Material provided
☆ ☆ ☆ ☆ ☆

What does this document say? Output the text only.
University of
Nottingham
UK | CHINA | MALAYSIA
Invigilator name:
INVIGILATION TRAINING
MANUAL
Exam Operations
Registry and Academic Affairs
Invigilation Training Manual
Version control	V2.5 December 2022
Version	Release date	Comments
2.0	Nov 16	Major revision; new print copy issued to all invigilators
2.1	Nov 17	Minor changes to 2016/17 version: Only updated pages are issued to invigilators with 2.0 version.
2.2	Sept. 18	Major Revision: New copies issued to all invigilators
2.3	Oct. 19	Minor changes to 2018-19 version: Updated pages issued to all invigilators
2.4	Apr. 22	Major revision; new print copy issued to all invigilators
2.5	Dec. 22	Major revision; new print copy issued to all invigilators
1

☆ ☆ ☆ ☆ ☆

Write the data out again in full and exactly.

What does this document say? Output the text only.
University of
Nottingham
UK | CHINA | MALAYSIA
Invigilator name:
INVIGILATION TRAINING
MANUAL
Exam Operations
Registry and Academic Affairs
Invigilation Training Manual
Version control	V2.5 December 2022
Version	Release date	Comments
2.0	Nov 16	Major revision; new print copy issued to all invigilators
2.1	Nov 17	Minor changes to 2016/17 version: Only updated pages are issued to invigilators with 2.0 version.
2.2	Sept. 18	Major Revision: New copies issued to all invigilators
2.3	Oct. 19	Minor changes to 2018-19 version: Updated pages issued to all invigilators
2.4	Apr. 22	Major revision; new print copy issued to all invigilators
2.5	Dec. 22	Major revision; new print copy issued to all invigilators
1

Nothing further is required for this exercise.